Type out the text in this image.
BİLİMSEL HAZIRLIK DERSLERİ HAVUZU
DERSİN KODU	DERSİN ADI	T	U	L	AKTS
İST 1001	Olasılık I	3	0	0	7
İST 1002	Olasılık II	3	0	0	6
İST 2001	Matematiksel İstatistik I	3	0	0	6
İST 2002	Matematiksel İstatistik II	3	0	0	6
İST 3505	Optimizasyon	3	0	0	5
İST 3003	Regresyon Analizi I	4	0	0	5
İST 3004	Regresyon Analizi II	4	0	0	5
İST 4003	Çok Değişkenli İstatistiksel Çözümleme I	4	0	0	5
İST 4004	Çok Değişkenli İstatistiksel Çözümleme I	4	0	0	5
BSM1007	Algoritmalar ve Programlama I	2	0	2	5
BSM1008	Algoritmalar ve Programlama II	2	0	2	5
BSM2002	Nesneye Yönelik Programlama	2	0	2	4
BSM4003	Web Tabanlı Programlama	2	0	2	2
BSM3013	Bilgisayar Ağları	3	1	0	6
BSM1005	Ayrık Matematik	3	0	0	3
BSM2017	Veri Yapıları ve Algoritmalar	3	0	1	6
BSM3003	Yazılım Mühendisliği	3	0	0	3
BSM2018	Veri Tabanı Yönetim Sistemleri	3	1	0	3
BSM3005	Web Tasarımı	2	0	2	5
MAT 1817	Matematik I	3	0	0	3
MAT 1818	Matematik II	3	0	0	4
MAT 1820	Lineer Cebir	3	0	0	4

--

● GOAL OF THE EXERCISE:
Copy in full each line that holds the word "Algoritmalar".

● RESULT FOR THIS EXERCISE:
BSM1007	Algoritmalar ve Programlama I	2	0	2	5
BSM1008	Algoritmalar ve Programlama II	2	0	2	5
BSM2017	Veri Yapıları ve Algoritmalar	3	0	1	6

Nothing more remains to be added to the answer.